• [INSTRUCTION] From the listing below, select every line where the word "with" appears.

• [DATA PROVIDED]

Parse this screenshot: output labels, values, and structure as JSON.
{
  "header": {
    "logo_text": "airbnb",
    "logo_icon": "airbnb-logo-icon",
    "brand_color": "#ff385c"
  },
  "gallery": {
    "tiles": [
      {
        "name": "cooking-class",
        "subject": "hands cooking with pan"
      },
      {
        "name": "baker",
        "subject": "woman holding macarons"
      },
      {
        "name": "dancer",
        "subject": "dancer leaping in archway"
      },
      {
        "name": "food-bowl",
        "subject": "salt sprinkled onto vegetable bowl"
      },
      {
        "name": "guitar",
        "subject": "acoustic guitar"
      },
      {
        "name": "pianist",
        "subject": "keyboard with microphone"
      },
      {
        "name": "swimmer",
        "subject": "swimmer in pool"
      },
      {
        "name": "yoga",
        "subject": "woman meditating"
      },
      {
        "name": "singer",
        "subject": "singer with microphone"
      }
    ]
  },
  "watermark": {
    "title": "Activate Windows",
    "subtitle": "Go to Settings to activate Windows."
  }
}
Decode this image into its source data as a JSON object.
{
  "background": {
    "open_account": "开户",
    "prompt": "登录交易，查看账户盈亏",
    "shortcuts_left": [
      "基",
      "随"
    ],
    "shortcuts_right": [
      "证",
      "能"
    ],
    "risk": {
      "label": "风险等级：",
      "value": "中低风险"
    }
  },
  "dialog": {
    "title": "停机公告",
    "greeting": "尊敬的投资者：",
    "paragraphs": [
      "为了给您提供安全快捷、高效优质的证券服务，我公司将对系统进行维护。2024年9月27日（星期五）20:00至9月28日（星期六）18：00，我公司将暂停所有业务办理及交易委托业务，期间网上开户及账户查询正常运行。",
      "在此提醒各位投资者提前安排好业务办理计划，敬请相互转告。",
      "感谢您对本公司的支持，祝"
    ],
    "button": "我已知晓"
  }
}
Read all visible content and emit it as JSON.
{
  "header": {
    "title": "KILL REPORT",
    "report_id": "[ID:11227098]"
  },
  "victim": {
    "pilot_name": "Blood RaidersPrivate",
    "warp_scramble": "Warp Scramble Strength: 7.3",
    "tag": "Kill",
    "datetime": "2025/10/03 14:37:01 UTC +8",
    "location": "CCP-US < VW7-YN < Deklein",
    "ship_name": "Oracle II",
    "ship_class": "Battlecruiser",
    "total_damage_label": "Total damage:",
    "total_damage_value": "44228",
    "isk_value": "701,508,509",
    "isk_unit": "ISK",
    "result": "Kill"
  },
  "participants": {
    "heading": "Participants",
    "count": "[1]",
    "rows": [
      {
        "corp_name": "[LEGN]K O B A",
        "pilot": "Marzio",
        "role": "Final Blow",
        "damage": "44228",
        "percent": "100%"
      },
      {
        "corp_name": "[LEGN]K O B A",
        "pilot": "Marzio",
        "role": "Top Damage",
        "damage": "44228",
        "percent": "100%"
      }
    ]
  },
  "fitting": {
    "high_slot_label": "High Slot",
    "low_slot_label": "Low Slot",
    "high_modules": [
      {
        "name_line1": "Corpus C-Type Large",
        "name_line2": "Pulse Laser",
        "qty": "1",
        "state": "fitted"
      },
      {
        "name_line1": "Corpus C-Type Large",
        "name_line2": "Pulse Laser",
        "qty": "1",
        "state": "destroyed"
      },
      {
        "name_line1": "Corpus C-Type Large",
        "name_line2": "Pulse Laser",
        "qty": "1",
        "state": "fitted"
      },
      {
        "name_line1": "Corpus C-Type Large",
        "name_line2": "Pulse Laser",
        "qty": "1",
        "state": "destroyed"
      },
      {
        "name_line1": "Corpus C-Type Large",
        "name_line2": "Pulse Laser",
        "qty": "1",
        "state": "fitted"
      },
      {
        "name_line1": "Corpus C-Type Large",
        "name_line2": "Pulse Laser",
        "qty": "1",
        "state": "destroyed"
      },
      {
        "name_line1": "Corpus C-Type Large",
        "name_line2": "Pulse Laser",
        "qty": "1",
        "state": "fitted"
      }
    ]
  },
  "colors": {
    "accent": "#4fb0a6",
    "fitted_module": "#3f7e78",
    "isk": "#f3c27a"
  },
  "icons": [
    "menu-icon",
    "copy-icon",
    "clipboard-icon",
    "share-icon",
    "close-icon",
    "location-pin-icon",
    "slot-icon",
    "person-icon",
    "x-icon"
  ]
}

• [SOLVED PROBLEM]
        "subject": "hands cooking with pan"
        "subject": "keyboard with microphone"
        "subject": "singer with microphone"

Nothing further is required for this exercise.